• **Dataset records**
--- Start ---

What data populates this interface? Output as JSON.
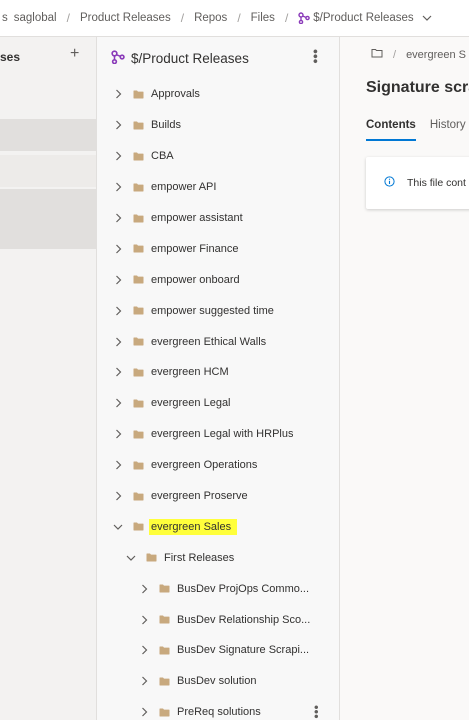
{
  "breadcrumb": {
    "items": [
      "s",
      "saglobal",
      "Product Releases",
      "Repos",
      "Files",
      "$/Product Releases"
    ]
  },
  "left_panel": {
    "title": "ses",
    "add_label": "+"
  },
  "tree": {
    "title": "$/Product Releases",
    "items": [
      {
        "label": "Approvals",
        "level": 0,
        "expanded": false
      },
      {
        "label": "Builds",
        "level": 0,
        "expanded": false
      },
      {
        "label": "CBA",
        "level": 0,
        "expanded": false
      },
      {
        "label": "empower API",
        "level": 0,
        "expanded": false
      },
      {
        "label": "empower assistant",
        "level": 0,
        "expanded": false
      },
      {
        "label": "empower Finance",
        "level": 0,
        "expanded": false
      },
      {
        "label": "empower onboard",
        "level": 0,
        "expanded": false
      },
      {
        "label": "empower suggested time",
        "level": 0,
        "expanded": false
      },
      {
        "label": "evergreen Ethical Walls",
        "level": 0,
        "expanded": false
      },
      {
        "label": "evergreen HCM",
        "level": 0,
        "expanded": false
      },
      {
        "label": "evergreen Legal",
        "level": 0,
        "expanded": false
      },
      {
        "label": "evergreen Legal with HRPlus",
        "level": 0,
        "expanded": false
      },
      {
        "label": "evergreen Operations",
        "level": 0,
        "expanded": false
      },
      {
        "label": "evergreen Proserve",
        "level": 0,
        "expanded": false
      },
      {
        "label": "evergreen Sales",
        "level": 0,
        "expanded": true,
        "highlighted": true
      },
      {
        "label": "First Releases",
        "level": 1,
        "expanded": true
      },
      {
        "label": "BusDev ProjOps Commo...",
        "level": 2,
        "expanded": false
      },
      {
        "label": "BusDev Relationship Sco...",
        "level": 2,
        "expanded": false
      },
      {
        "label": "BusDev Signature Scrapi...",
        "level": 2,
        "expanded": false
      },
      {
        "label": "BusDev solution",
        "level": 2,
        "expanded": false
      },
      {
        "label": "PreReq solutions",
        "level": 2,
        "expanded": false,
        "has_more": true
      }
    ]
  },
  "content": {
    "breadcrumb_text": "evergreen S",
    "breadcrumb_sep": "/",
    "title": "Signature scra",
    "tabs": [
      {
        "label": "Contents",
        "active": true
      },
      {
        "label": "History",
        "active": false
      }
    ],
    "notice": "This file cont"
  },
  "colors": {
    "accent": "#0078d4",
    "folder": "#c8a97e",
    "highlight": "#ffff3b",
    "repo_icon": "#8a3ab9"
  }
}
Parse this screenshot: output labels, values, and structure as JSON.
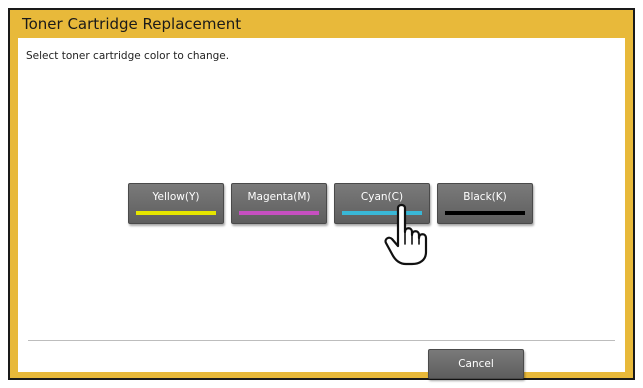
{
  "window": {
    "title": "Toner Cartridge Replacement"
  },
  "instruction": "Select toner cartridge color to change.",
  "color_buttons": [
    {
      "label": "Yellow(Y)",
      "bar_color": "#e6e600"
    },
    {
      "label": "Magenta(M)",
      "bar_color": "#c64fc0"
    },
    {
      "label": "Cyan(C)",
      "bar_color": "#39b7d6"
    },
    {
      "label": "Black(K)",
      "bar_color": "#000000"
    }
  ],
  "footer": {
    "cancel_label": "Cancel"
  },
  "cursor": {
    "icon": "pointing-hand-icon"
  },
  "colors": {
    "frame": "#e8b93a",
    "button": "#6b6b6b"
  }
}
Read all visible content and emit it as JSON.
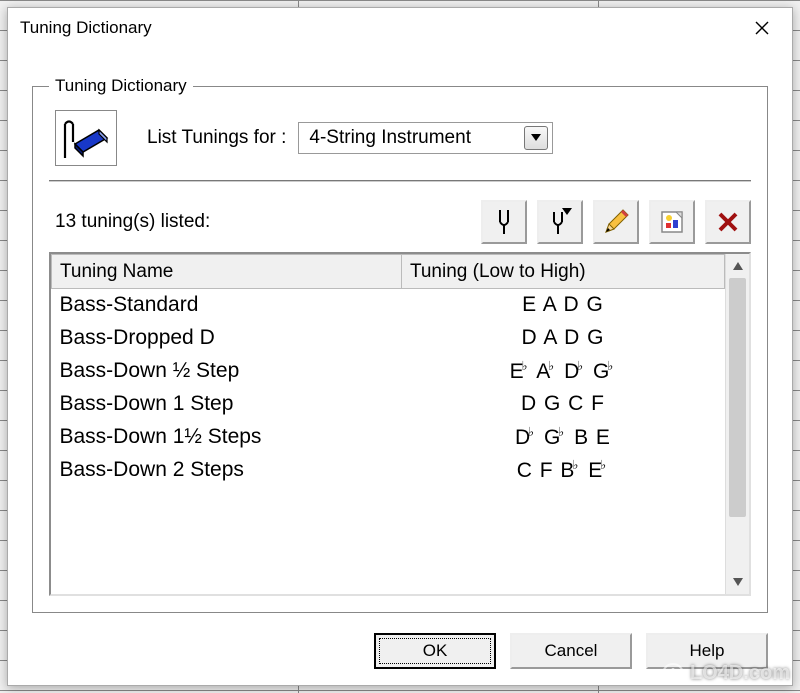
{
  "window": {
    "title": "Tuning Dictionary"
  },
  "groupbox": {
    "legend": "Tuning Dictionary",
    "list_label": "List Tunings for :",
    "instrument_selected": "4-String Instrument"
  },
  "count_label": "13 tuning(s) listed:",
  "toolbar": {
    "tool1_name": "tuning-fork-icon",
    "tool2_name": "tuning-fork-pick-icon",
    "tool3_name": "edit-pencil-icon",
    "tool4_name": "properties-icon",
    "tool5_name": "delete-x-icon"
  },
  "table": {
    "col1": "Tuning Name",
    "col2": "Tuning (Low to High)",
    "rows": [
      {
        "name": "Bass-Standard",
        "tuning": "E A D G"
      },
      {
        "name": "Bass-Dropped D",
        "tuning": "D A D G"
      },
      {
        "name": "Bass-Down ½ Step",
        "tuning": "E♭ A♭ D♭ G♭"
      },
      {
        "name": "Bass-Down 1 Step",
        "tuning": "D G C F"
      },
      {
        "name": "Bass-Down 1½ Steps",
        "tuning": "D♭ G♭ B E"
      },
      {
        "name": "Bass-Down 2 Steps",
        "tuning": "C F B♭ E♭"
      }
    ]
  },
  "buttons": {
    "ok": "OK",
    "cancel": "Cancel",
    "help": "Help"
  },
  "watermark": "LO4D.com"
}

--- End ---

• **Directions**
Write out the entries above word for word. Do not include the pictures.

• **Answer for this exercise**
What data populates this interface? Output as JSON.
{
  "breadcrumb": {
    "items": [
      "s",
      "saglobal",
      "Product Releases",
      "Repos",
      "Files",
      "$/Product Releases"
    ]
  },
  "left_panel": {
    "title": "ses",
    "add_label": "+"
  },
  "tree": {
    "title": "$/Product Releases",
    "items": [
      {
        "label": "Approvals",
        "level": 0,
        "expanded": false
      },
      {
        "label": "Builds",
        "level": 0,
        "expanded": false
      },
      {
        "label": "CBA",
        "level": 0,
        "expanded": false
      },
      {
        "label": "empower API",
        "level": 0,
        "expanded": false
      },
      {
        "label": "empower assistant",
        "level": 0,
        "expanded": false
      },
      {
        "label": "empower Finance",
        "level": 0,
        "expanded": false
      },
      {
        "label": "empower onboard",
        "level": 0,
        "expanded": false
      },
      {
        "label": "empower suggested time",
        "level": 0,
        "expanded": false
      },
      {
        "label": "evergreen Ethical Walls",
        "level": 0,
        "expanded": false
      },
      {
        "label": "evergreen HCM",
        "level": 0,
        "expanded": false
      },
      {
        "label": "evergreen Legal",
        "level": 0,
        "expanded": false
      },
      {
        "label": "evergreen Legal with HRPlus",
        "level": 0,
        "expanded": false
      },
      {
        "label": "evergreen Operations",
        "level": 0,
        "expanded": false
      },
      {
        "label": "evergreen Proserve",
        "level": 0,
        "expanded": false
      },
      {
        "label": "evergreen Sales",
        "level": 0,
        "expanded": true,
        "highlighted": true
      },
      {
        "label": "First Releases",
        "level": 1,
        "expanded": true
      },
      {
        "label": "BusDev ProjOps Commo...",
        "level": 2,
        "expanded": false
      },
      {
        "label": "BusDev Relationship Sco...",
        "level": 2,
        "expanded": false
      },
      {
        "label": "BusDev Signature Scrapi...",
        "level": 2,
        "expanded": false
      },
      {
        "label": "BusDev solution",
        "level": 2,
        "expanded": false
      },
      {
        "label": "PreReq solutions",
        "level": 2,
        "expanded": false,
        "has_more": true
      }
    ]
  },
  "content": {
    "breadcrumb_text": "evergreen S",
    "breadcrumb_sep": "/",
    "title": "Signature scra",
    "tabs": [
      {
        "label": "Contents",
        "active": true
      },
      {
        "label": "History",
        "active": false
      }
    ],
    "notice": "This file cont"
  },
  "colors": {
    "accent": "#0078d4",
    "folder": "#c8a97e",
    "highlight": "#ffff3b",
    "repo_icon": "#8a3ab9"
  }
}
Parse this screenshot: output labels, values, and structure as JSON.
{
  "window": {
    "title": "Toner Cartridge Replacement"
  },
  "instruction": "Select toner cartridge color to change.",
  "color_buttons": [
    {
      "label": "Yellow(Y)",
      "bar_color": "#e6e600"
    },
    {
      "label": "Magenta(M)",
      "bar_color": "#c64fc0"
    },
    {
      "label": "Cyan(C)",
      "bar_color": "#39b7d6"
    },
    {
      "label": "Black(K)",
      "bar_color": "#000000"
    }
  ],
  "footer": {
    "cancel_label": "Cancel"
  },
  "cursor": {
    "icon": "pointing-hand-icon"
  },
  "colors": {
    "frame": "#e8b93a",
    "button": "#6b6b6b"
  }
}
Read all visible content and emit it as JSON.
{
  "window": {
    "title": "Tuning Dictionary"
  },
  "groupbox": {
    "legend": "Tuning Dictionary",
    "list_label": "List Tunings for :",
    "instrument_selected": "4-String Instrument"
  },
  "count_label": "13 tuning(s) listed:",
  "toolbar": {
    "tool1_name": "tuning-fork-icon",
    "tool2_name": "tuning-fork-pick-icon",
    "tool3_name": "edit-pencil-icon",
    "tool4_name": "properties-icon",
    "tool5_name": "delete-x-icon"
  },
  "table": {
    "col1": "Tuning Name",
    "col2": "Tuning (Low to High)",
    "rows": [
      {
        "name": "Bass-Standard",
        "tuning": "E A D G"
      },
      {
        "name": "Bass-Dropped D",
        "tuning": "D A D G"
      },
      {
        "name": "Bass-Down ½ Step",
        "tuning": "E♭ A♭ D♭ G♭"
      },
      {
        "name": "Bass-Down 1 Step",
        "tuning": "D G C F"
      },
      {
        "name": "Bass-Down 1½ Steps",
        "tuning": "D♭ G♭ B E"
      },
      {
        "name": "Bass-Down 2 Steps",
        "tuning": "C F B♭ E♭"
      }
    ]
  },
  "buttons": {
    "ok": "OK",
    "cancel": "Cancel",
    "help": "Help"
  },
  "watermark": "LO4D.com"
}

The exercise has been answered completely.